- [Supplied data]:
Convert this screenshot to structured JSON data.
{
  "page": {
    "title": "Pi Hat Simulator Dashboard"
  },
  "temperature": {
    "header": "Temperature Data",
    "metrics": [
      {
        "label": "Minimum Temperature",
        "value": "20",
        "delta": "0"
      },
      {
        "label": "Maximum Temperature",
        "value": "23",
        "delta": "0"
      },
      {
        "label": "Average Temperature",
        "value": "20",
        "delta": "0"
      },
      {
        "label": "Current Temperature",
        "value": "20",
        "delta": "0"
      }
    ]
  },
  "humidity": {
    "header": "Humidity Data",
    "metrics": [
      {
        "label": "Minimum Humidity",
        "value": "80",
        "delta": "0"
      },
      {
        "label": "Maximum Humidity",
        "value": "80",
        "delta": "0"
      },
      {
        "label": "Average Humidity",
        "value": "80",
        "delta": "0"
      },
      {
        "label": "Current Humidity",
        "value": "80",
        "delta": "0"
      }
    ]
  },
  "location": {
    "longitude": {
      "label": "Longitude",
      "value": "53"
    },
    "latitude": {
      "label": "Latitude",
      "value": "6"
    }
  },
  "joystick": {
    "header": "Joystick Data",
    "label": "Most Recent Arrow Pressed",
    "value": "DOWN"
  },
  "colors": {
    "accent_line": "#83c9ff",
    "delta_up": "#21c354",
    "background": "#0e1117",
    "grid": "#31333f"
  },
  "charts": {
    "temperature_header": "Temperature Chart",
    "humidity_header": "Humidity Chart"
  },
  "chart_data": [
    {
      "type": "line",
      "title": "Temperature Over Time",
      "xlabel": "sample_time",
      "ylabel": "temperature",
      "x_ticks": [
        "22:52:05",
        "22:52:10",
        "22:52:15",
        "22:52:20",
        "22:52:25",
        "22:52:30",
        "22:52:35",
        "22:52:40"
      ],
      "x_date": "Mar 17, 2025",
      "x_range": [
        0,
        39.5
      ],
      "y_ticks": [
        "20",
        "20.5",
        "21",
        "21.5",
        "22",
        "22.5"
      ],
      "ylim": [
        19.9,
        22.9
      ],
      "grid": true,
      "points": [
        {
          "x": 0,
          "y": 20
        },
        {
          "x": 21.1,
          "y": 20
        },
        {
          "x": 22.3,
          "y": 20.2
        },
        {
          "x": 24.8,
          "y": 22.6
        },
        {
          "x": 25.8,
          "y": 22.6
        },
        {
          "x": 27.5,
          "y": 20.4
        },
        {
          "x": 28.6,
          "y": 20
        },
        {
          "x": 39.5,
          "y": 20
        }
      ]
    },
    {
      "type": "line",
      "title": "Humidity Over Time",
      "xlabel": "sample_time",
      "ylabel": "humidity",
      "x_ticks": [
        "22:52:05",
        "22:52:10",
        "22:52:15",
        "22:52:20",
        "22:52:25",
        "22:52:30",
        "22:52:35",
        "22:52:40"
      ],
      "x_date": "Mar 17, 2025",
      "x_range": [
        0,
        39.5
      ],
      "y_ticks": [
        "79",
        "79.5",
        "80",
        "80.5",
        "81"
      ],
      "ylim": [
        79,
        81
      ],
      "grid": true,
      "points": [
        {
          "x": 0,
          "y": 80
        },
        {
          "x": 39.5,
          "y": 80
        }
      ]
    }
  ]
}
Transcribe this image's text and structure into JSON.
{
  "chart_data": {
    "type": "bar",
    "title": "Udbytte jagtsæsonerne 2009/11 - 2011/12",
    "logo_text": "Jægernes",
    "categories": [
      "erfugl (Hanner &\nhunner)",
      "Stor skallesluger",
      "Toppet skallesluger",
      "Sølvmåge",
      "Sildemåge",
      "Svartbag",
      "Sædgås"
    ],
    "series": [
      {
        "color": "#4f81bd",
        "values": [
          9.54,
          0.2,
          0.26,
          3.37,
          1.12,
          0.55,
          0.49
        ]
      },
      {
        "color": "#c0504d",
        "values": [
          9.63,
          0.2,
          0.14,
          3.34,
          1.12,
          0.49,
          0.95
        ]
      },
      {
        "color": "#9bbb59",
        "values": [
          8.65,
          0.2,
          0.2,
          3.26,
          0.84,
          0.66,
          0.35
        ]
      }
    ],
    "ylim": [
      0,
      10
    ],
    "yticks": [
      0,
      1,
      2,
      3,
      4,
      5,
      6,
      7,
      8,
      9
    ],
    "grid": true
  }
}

- [Required task]: Examine the records and report how many lines contain the string "JSON". Only the number should be given.

- [Answer to this exercise]: 2